(WRITTEN TASK A) Check each statement against the thread about Sync Gateway channels. Answer yes or no for each and quote the words from the thread that settle it. (i) Jens describes channels as heavy and costly to maintain. (ii) Jens says channels mainly exist as internal tags on stored documents. (iii) Robert plans to change channel access through the Sync Gateway Admin API.
(WRITTEN TASK B) Pick up the forum thread on Sync Gateway channels after its last line and carry it on.

##### SOURCE

Large amounts of Channels for Sync Gateway

668 views
Skip to first unread message

Robert Payne

unread,
Jan 14, 2016, 9:01:50 PM1/14/16
to Couchbase Mobile
Hi Couchbase,

So far am pretty enthused with CouchbaseLite and Sync Gateway and appreciate all the hard work put in.

I have a use case that I'm unsure is workable but I feel like others may have similar use cases:

– Users subscribe/unsubscribe from channels
– Users need to sync all documents related to those channels
– If a user subscribes to a new channel, that channels data should also start to sync

Looking at Sync Gateway I think I can accomplish this by:

– Ensuring documents are tagged with appropriate channels
– Using the Sync Gateway Admin API to modify channel access (PUT /{db}/_user/{name})


I was just interested from an architecture point of view of how scalable it is to have many very "shallow" channels. Some channels may only be 1-2 documents, others 400-500 and each user will be subscribed to likely 50-150 channels at any given time.


Cheers,
Robert

Jens Alfke

unread,
Jan 14, 2016, 11:29:17 PM1/14/16
to mobile-c...@googlegroups.com

On Jan 14, 2016, at 5:55 PM, Robert Payne <rob...@zwopple.com> wrote:

I was just interested from an architecture point of view of how scalable it is to have many very "shallow" channels. Some channels may only be 1-2 documents, others 400-500 and each user will be subscribed to likely 50-150 channels at any given time.

Channels are pretty lightweight. They primarily exist as internal tags on stored documents, and there’s a view index internal to SG that’s keyed by channel name.

—Jens

Robert Payne

unread,
Feb 8, 2016, 9:39:51 PM2/8/16
to Couchbase Mobile
Hey Jens,

Sounds good, we're probably planning upwards of 1000-2000 channels per user actually that will be actively synced. One other question I had is do channels "catch up" take for instance:

1. User syncs channel "A" to sequence 1000
2. User adds subscription to channel "B" and begins replication

Will it sync from channel B starting at sequence 1000 or sequence 0? I'm worried we're going to have to create a replicator for every single channel to ensure it catches from sequence 0.

Jens Alfke

unread,
Feb 9, 2016, 12:03:22 AM2/9/16
to mobile-c...@googlegroups.com

On Feb 8, 2016, at 6:39 PM, Robert Payne <rob...@zwopple.com> wrote:

Will it sync from channel B starting at sequence 1000 or sequence 0? I'm worried we're going to have to create a replicator for every single channel to ensure it catches from sequence 0.

##########
##### DATASET RECORDS

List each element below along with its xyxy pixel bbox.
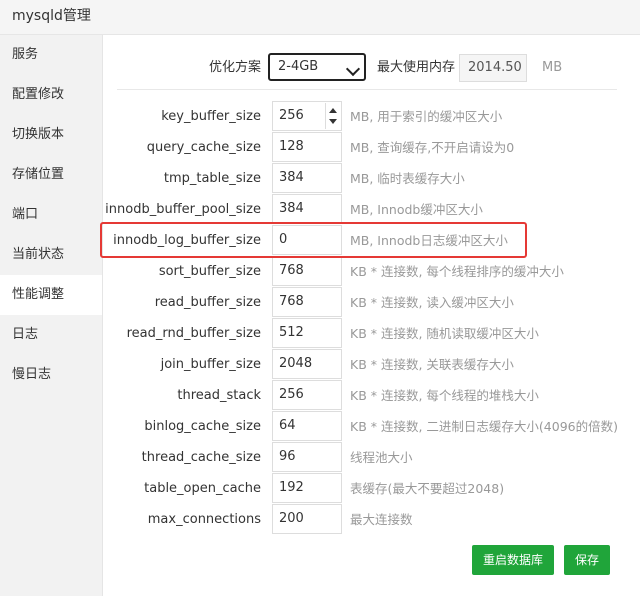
param-row-query-cache-size: query_cache_size 128 MB, 查询缓存,不开启请设为0 [103,132,640,163]
param-input[interactable]: 2048 [272,349,342,379]
param-label: read_buffer_size [154,295,261,310]
param-desc: KB * 连接数, 每个线程排序的缓冲大小 [350,264,564,279]
plan-label: 优化方案 [208,60,261,75]
param-label: table_open_cache [144,481,261,496]
param-label: read_rnd_buffer_size [126,326,261,341]
param-row-innodb-buffer-pool-size: innodb_buffer_pool_size 384 MB, Innodb缓冲… [103,194,640,225]
param-label: thread_stack [177,388,261,403]
param-desc: 线程池大小 [350,450,413,465]
sidebar-item-storage[interactable]: 存储位置 [0,155,102,195]
sidebar-item-switch-version[interactable]: 切换版本 [0,115,102,155]
param-input[interactable]: 256 [272,380,342,410]
window-titlebar: mysqld管理 [0,0,640,35]
sidebar-item-performance[interactable]: 性能调整 [0,275,102,315]
param-desc: KB * 连接数, 随机读取缓冲区大小 [350,326,539,341]
plan-select[interactable]: 2-4GB [268,53,366,81]
chevron-down-icon [345,61,361,77]
param-label: innodb_log_buffer_size [113,233,261,248]
param-input[interactable]: 200 [272,504,342,534]
param-row-join-buffer-size: join_buffer_size 2048 KB * 连接数, 关联表缓存大小 [103,349,640,380]
param-label: key_buffer_size [161,109,261,124]
param-desc: MB, 查询缓存,不开启请设为0 [350,140,515,155]
maxmem-label: 最大使用内存 [377,60,456,75]
param-input[interactable]: 64 [272,411,342,441]
param-row-read-buffer-size: read_buffer_size 768 KB * 连接数, 读入缓冲区大小 [103,287,640,318]
param-desc: KB * 连接数, 关联表缓存大小 [350,357,514,372]
maxmem-input[interactable]: 2014.50 [459,54,527,82]
param-label: thread_cache_size [141,450,261,465]
sidebar-item-service[interactable]: 服务 [0,35,102,75]
param-desc: KB * 连接数, 读入缓冲区大小 [350,295,514,310]
sidebar-item-status[interactable]: 当前状态 [0,235,102,275]
param-input[interactable]: 384 [272,194,342,224]
param-input[interactable]: 384 [272,163,342,193]
maxmem-unit: MB [542,60,563,75]
main-panel: 优化方案 2-4GB 最大使用内存 2014.50 MB key_buffer_… [100,35,640,596]
optimize-plan-row: 优化方案 2-4GB 最大使用内存 2014.50 MB [103,53,640,83]
sidebar-item-config[interactable]: 配置修改 [0,75,102,115]
param-value: 256 [279,108,304,123]
param-row-thread-cache-size: thread_cache_size 96 线程池大小 [103,442,640,473]
window-title: mysqld管理 [12,8,91,24]
param-input[interactable]: 768 [272,256,342,286]
param-label: query_cache_size [146,140,261,155]
param-row-key-buffer-size: key_buffer_size 256 MB, 用于索引的缓冲区大小 [103,101,640,132]
param-label: sort_buffer_size [158,264,261,279]
param-row-innodb-log-buffer-size: innodb_log_buffer_size 0 MB, Innodb日志缓冲区… [103,225,640,256]
param-input[interactable]: 128 [272,132,342,162]
param-desc: KB * 连接数, 二进制日志缓存大小(4096的倍数) [350,419,618,434]
param-input[interactable]: 0 [272,225,342,255]
param-input[interactable]: 768 [272,287,342,317]
param-label: binlog_cache_size [144,419,261,434]
sidebar: 服务 配置修改 切换版本 存储位置 端口 当前状态 性能调整 日志 慢日志 [0,35,103,596]
param-label: join_buffer_size [160,357,261,372]
param-desc: 表缓存(最大不要超过2048) [350,481,505,496]
param-label: max_connections [147,512,261,527]
sidebar-item-log[interactable]: 日志 [0,315,102,355]
param-input[interactable]: 96 [272,442,342,472]
param-label: innodb_buffer_pool_size [105,202,261,217]
restart-database-button[interactable]: 重启数据库 [472,545,554,575]
param-row-thread-stack: thread_stack 256 KB * 连接数, 每个线程的堆栈大小 [103,380,640,411]
param-input[interactable]: 192 [272,473,342,503]
param-input[interactable]: 512 [272,318,342,348]
param-row-table-open-cache: table_open_cache 192 表缓存(最大不要超过2048) [103,473,640,504]
spinner-down-icon[interactable] [329,119,337,124]
save-button[interactable]: 保存 [564,545,610,575]
param-row-sort-buffer-size: sort_buffer_size 768 KB * 连接数, 每个线程排序的缓冲… [103,256,640,287]
number-spinner[interactable] [325,103,340,129]
spinner-up-icon[interactable] [329,108,337,113]
param-desc: 最大连接数 [350,512,413,527]
param-row-tmp-table-size: tmp_table_size 384 MB, 临时表缓存大小 [103,163,640,194]
param-desc: MB, Innodb缓冲区大小 [350,202,483,217]
param-desc: KB * 连接数, 每个线程的堆栈大小 [350,388,539,403]
param-desc: MB, 用于索引的缓冲区大小 [350,109,503,124]
divider [117,89,617,90]
sidebar-item-port[interactable]: 端口 [0,195,102,235]
sidebar-item-slow-log[interactable]: 慢日志 [0,355,102,395]
plan-selected-value: 2-4GB [278,59,319,74]
param-row-binlog-cache-size: binlog_cache_size 64 KB * 连接数, 二进制日志缓存大小… [103,411,640,442]
param-desc: MB, Innodb日志缓冲区大小 [350,233,508,248]
param-row-max-connections: max_connections 200 最大连接数 [103,504,640,535]
param-row-read-rnd-buffer-size: read_rnd_buffer_size 512 KB * 连接数, 随机读取缓… [103,318,640,349]
param-desc: MB, 临时表缓存大小 [350,171,465,186]
param-label: tmp_table_size [163,171,261,186]
param-input[interactable]: 256 [272,101,342,131]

##########

(RIGHT ANSWER A)
(i) No: "Channels are pretty lightweight."
(ii) Yes: "They primarily exist as internal tags on stored documents"
(iii) Yes: "Using the Sync Gateway Admin API to modify channel access (PUT /{db}/_user/{name})"

(RIGHT ANSWER B)
From sequence 0.

—Jens

Adam Fraser

unread,
Feb 10, 2016, 1:30:58 PM2/10/16
to Couchbase Mobile
Jens is correct that channels are fairly lightweight, but there are a few additional details you may want to take into consideration while evaluating your design:

1. Adding/removing users to/from channels is a more computationally expensive operation than adding/removing documents to/from a channel.  When a user is added to a channel, a Couchbase view call is required to recalculate that user's channel access.  When a document is added to a channel, it's just an in-memory operation to add that to the cache for that channel.  Frequency subscription/unsubscription from a channel is going to be a relatively expensive operation.
2. Sync Gateway maintains an in-memory cache of recent changes to a channel.  That cache retains at least 50 entries (entries beyond 50 will be expire out of the cache).  If most of your channels are shallow (<50 docs), it means that Sync Gateway will be attempting to cache a large fraction of your total docs in memory.  This will probably need to be considered when sizing your SG node(s).
3. Although channels are lightweight, I'd still expect you to see some increase in CPU requirements as you increase the number of channels per user, particularly as you get into thousands of channels per user.  Each replication is making a _changes request that's going to need to check each of those channels for changes.  

I don't think any of these are barriers to your design as described, but I wanted to share the details as additional context.

Thanks,
Adam

atom992

unread,
Feb 14, 2016, 2:51:12 AM2/14/16
to Couchbase Mobile
"That cache retains at least 50 entries " This means The Cache retains 50 entries totally, or The Cache retains at least 50 entries per Channel?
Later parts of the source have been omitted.